» Aim of the exercise
Transcribe the material exactly. Images do not belong in the copy.

[Collected data entries]

|---|

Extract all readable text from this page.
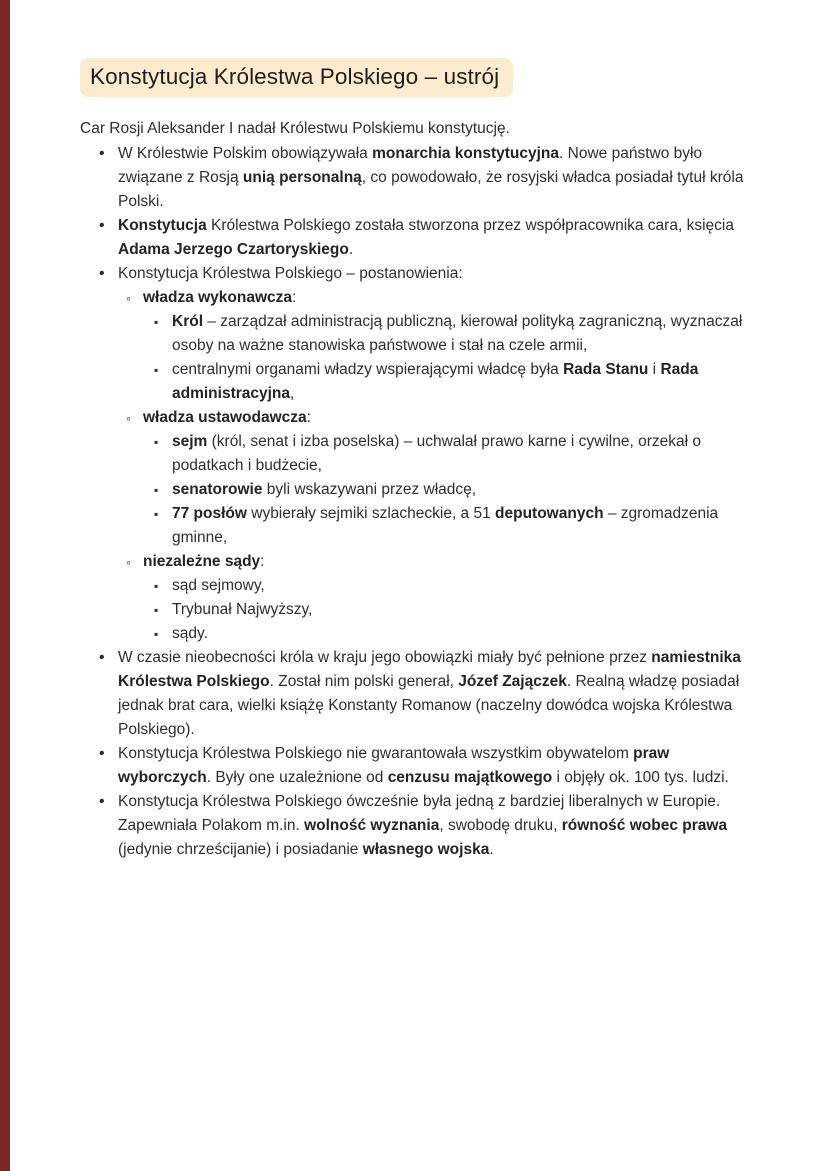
Konstytucja Królestwa Polskiego – ustrój

Car Rosji Aleksander I nadał Królestwu Polskiemu konstytucję.

• W Królestwie Polskim obowiązywała monarchia konstytucyjna. Nowe państwo było związane z Rosją unią personalną, co powodowało, że rosyjski władca posiadał tytuł króla Polski.
• Konstytucja Królestwa Polskiego została stworzona przez współpracownika cara, księcia Adama Jerzego Czartoryskiego.
• Konstytucja Królestwa Polskiego – postanowienia:
◦ władza wykonawcza:
▪ Król – zarządzał administracją publiczną, kierował polityką zagraniczną, wyznaczał osoby na ważne stanowiska państwowe i stał na czele armii,
▪ centralnymi organami władzy wspierającymi władcę była Rada Stanu i Rada administracyjna,
◦ władza ustawodawcza:
▪ sejm (król, senat i izba poselska) – uchwalał prawo karne i cywilne, orzekał o podatkach i budżecie,
▪ senatorowie byli wskazywani przez władcę,
▪ 77 posłów wybierały sejmiki szlacheckie, a 51 deputowanych – zgromadzenia gminne,
◦ niezależne sądy:
▪ sąd sejmowy,
▪ Trybunał Najwyższy,
▪ sądy.
• W czasie nieobecności króla w kraju jego obowiązki miały być pełnione przez namiestnika Królestwa Polskiego. Został nim polski generał, Józef Zajączek. Realną władzę posiadał jednak brat cara, wielki książę Konstanty Romanow (naczelny dowódca wojska Królestwa Polskiego).
• Konstytucja Królestwa Polskiego nie gwarantowała wszystkim obywatelom praw wyborczych. Były one uzależnione od cenzusu majątkowego i objęły ok. 100 tys. ludzi.
• Konstytucja Królestwa Polskiego ówcześnie była jedną z bardziej liberalnych w Europie. Zapewniała Polakom m.in. wolność wyznania, swobodę druku, równość wobec prawa (jedynie chrześcijanie) i posiadanie własnego wojska.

|---|

» Full output
Extract all readable text from this page.
Konstytucja Królestwa Polskiego – ustrój

Car Rosji Aleksander I nadał Królestwu Polskiemu konstytucję.

• W Królestwie Polskim obowiązywała monarchia konstytucyjna. Nowe państwo było związane z Rosją unią personalną, co powodowało, że rosyjski władca posiadał tytuł króla Polski.
• Konstytucja Królestwa Polskiego została stworzona przez współpracownika cara, księcia Adama Jerzego Czartoryskiego.
• Konstytucja Królestwa Polskiego – postanowienia:
◦ władza wykonawcza:
▪ Król – zarządzał administracją publiczną, kierował polityką zagraniczną, wyznaczał osoby na ważne stanowiska państwowe i stał na czele armii,
▪ centralnymi organami władzy wspierającymi władcę była Rada Stanu i Rada administracyjna,
◦ władza ustawodawcza:
▪ sejm (król, senat i izba poselska) – uchwalał prawo karne i cywilne, orzekał o podatkach i budżecie,
▪ senatorowie byli wskazywani przez władcę,
▪ 77 posłów wybierały sejmiki szlacheckie, a 51 deputowanych – zgromadzenia gminne,
◦ niezależne sądy:
▪ sąd sejmowy,
▪ Trybunał Najwyższy,
▪ sądy.
• W czasie nieobecności króla w kraju jego obowiązki miały być pełnione przez namiestnika Królestwa Polskiego. Został nim polski generał, Józef Zajączek. Realną władzę posiadał jednak brat cara, wielki książę Konstanty Romanow (naczelny dowódca wojska Królestwa Polskiego).
• Konstytucja Królestwa Polskiego nie gwarantowała wszystkim obywatelom praw wyborczych. Były one uzależnione od cenzusu majątkowego i objęły ok. 100 tys. ludzi.
• Konstytucja Królestwa Polskiego ówcześnie była jedną z bardziej liberalnych w Europie. Zapewniała Polakom m.in. wolność wyznania, swobodę druku, równość wobec prawa (jedynie chrześcijanie) i posiadanie własnego wojska.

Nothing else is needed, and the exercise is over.